» Aim of the exercise
Transcribe the whole listing without a single picture.

» Saved entries
------------------------------------------------

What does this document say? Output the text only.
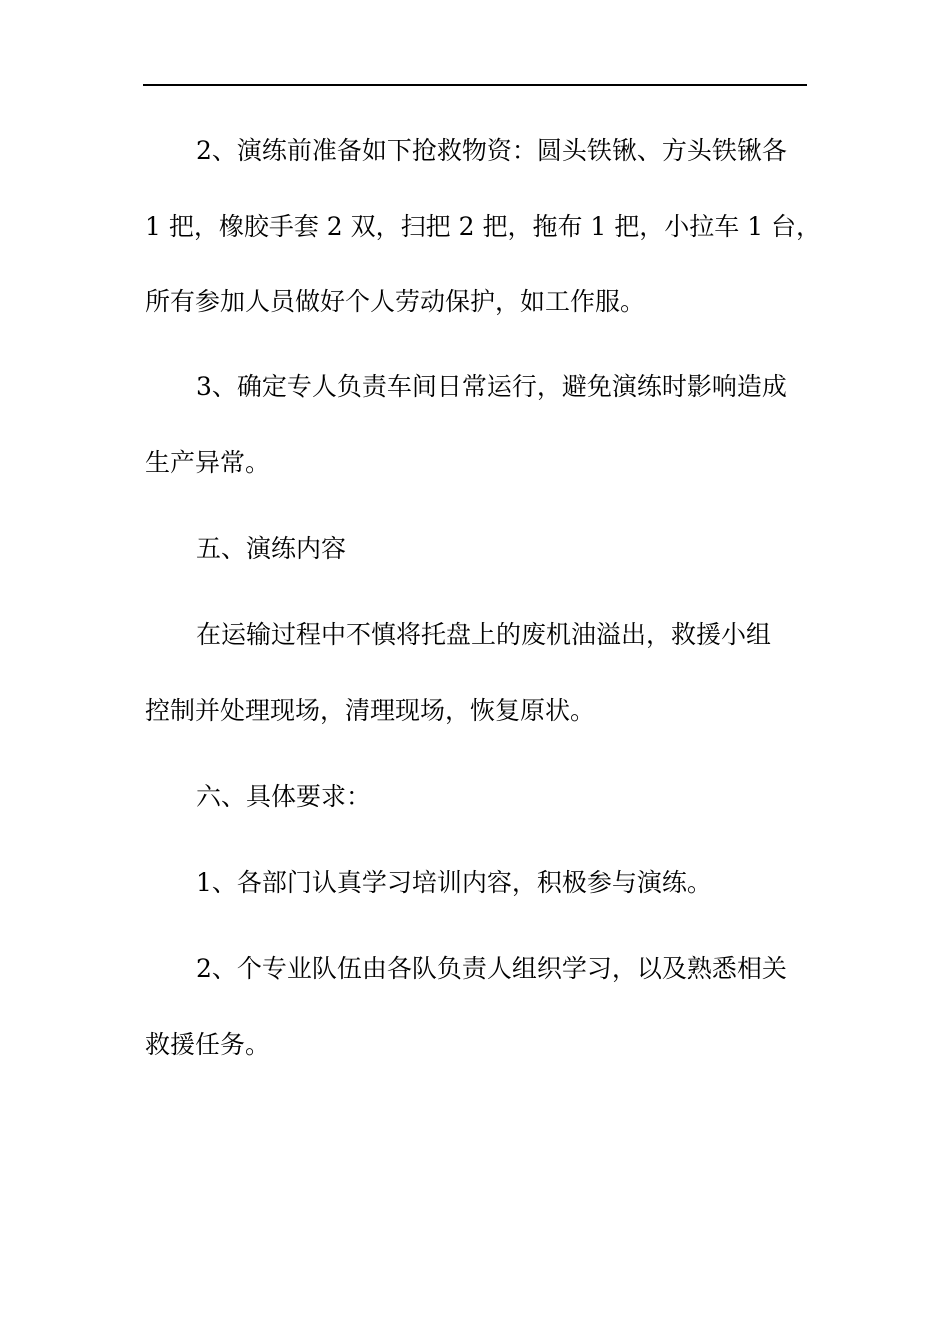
2、演练前准备如下抢救物资：圆头铁锹、方头铁锹各
1 把，橡胶手套 2 双，扫把 2 把，拖布 1 把，小拉车 1 台，
所有参加人员做好个人劳动保护，如工作服。
3、确定专人负责车间日常运行，避免演练时影响造成
生产异常。
五、演练内容
在运输过程中不慎将托盘上的废机油溢出，救援小组
控制并处理现场，清理现场，恢复原状。
六、具体要求：
1、各部门认真学习培训内容，积极参与演练。
2、个专业队伍由各队负责人组织学习，以及熟悉相关
救援任务。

------------------------------------------------

» The response
What does this document say? Output the text only.
2、演练前准备如下抢救物资：圆头铁锹、方头铁锹各
1 把，橡胶手套 2 双，扫把 2 把，拖布 1 把，小拉车 1 台，
所有参加人员做好个人劳动保护，如工作服。
3、确定专人负责车间日常运行，避免演练时影响造成
生产异常。
五、演练内容
在运输过程中不慎将托盘上的废机油溢出，救援小组
控制并处理现场，清理现场，恢复原状。
六、具体要求：
1、各部门认真学习培训内容，积极参与演练。
2、个专业队伍由各队负责人组织学习，以及熟悉相关
救援任务。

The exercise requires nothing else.